## Required task
Search the material for the word "Украины" and report each line where it turns up.

## Given entries
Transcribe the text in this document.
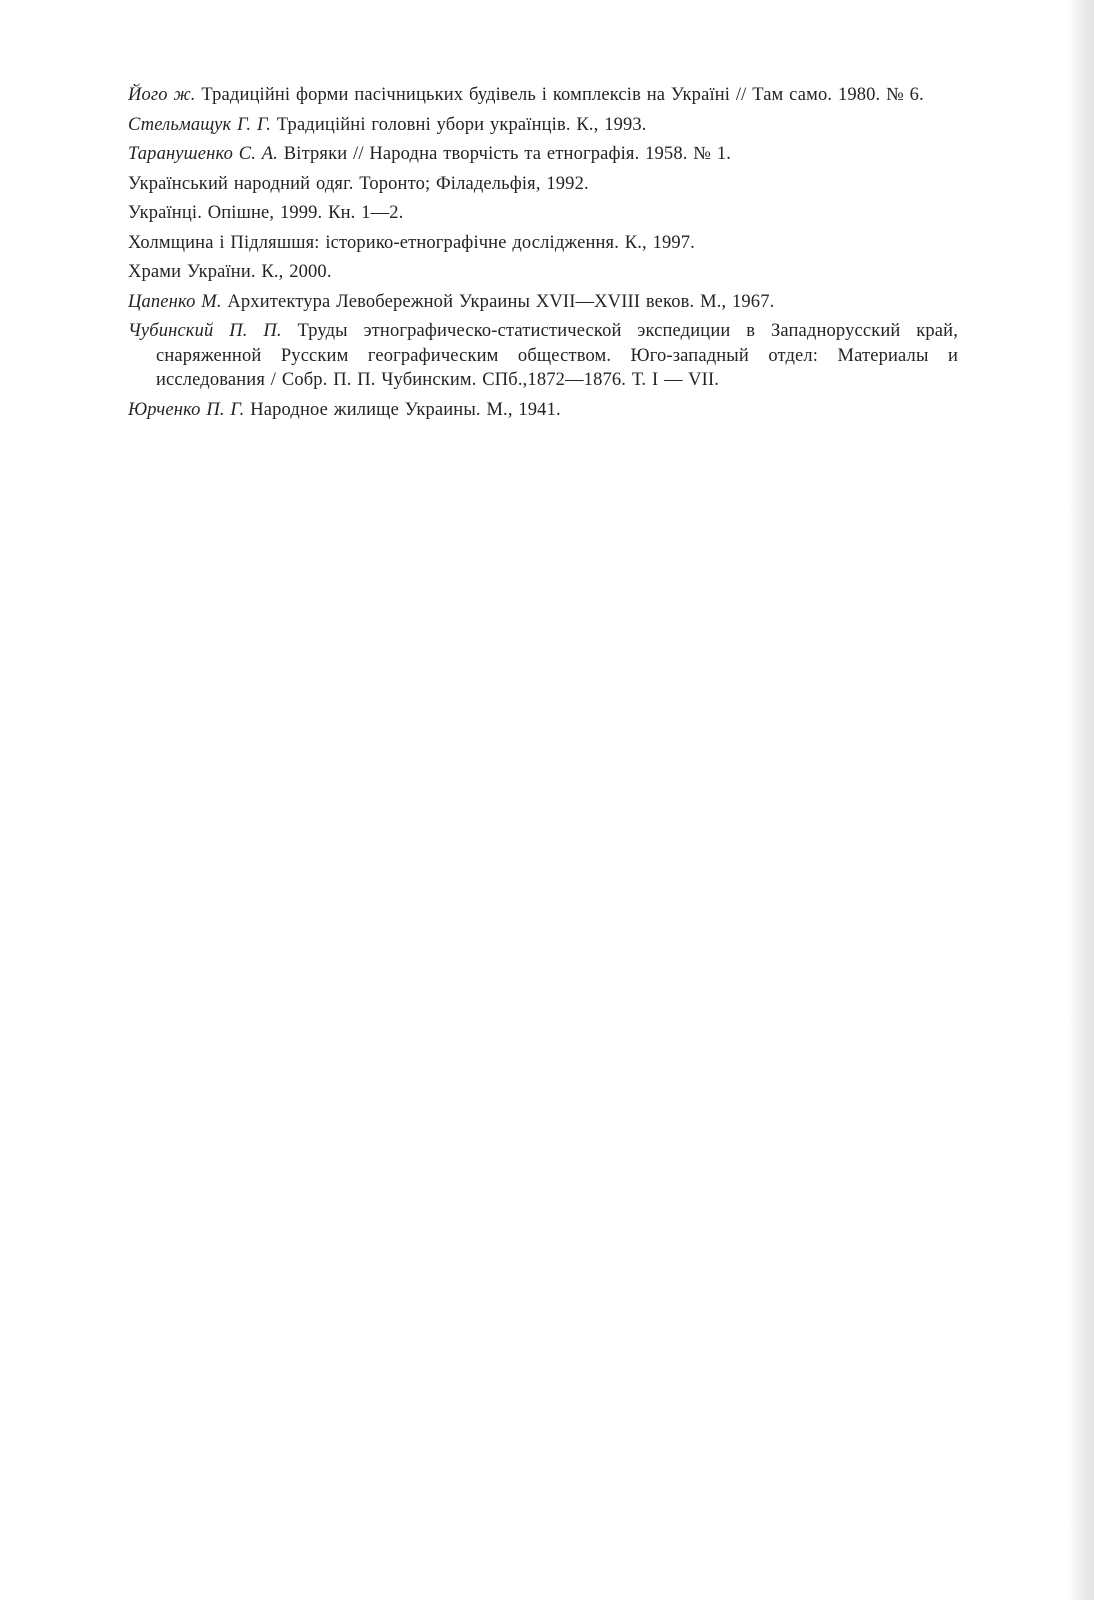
Його ж. Традиційні форми пасічницьких будівель і комплексів на Україні // Там само. 1980. № 6.
Стельмащук Г. Г. Традиційні головні убори українців. К., 1993.
Таранушенко С. А. Вітряки // Народна творчість та етнографія. 1958. № 1.
Український народний одяг. Торонто; Філадельфія, 1992.
Українці. Опішне, 1999. Кн. 1—2.
Холмщина і Підляшшя: історико-етнографічне дослідження. К., 1997.
Храми України. К., 2000.
Цапенко М. Архитектура Левобережной Украины XVII—XVIII веков. М., 1967.
Чубинский П. П. Труды этнографическо-статистической экспедиции в Западнорусский край, снаряженной Русским географическим обществом. Юго-западный отдел: Материалы и исследования / Собр. П. П. Чубинским. СПб.,1872—1876. Т. I — VII.
Юрченко П. Г. Народное жилище Украины. М., 1941.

## Correct result
Цапенко М. Архитектура Левобережной Украины XVII—XVIII веков. М., 1967.
Юрченко П. Г. Народное жилище Украины. М., 1941.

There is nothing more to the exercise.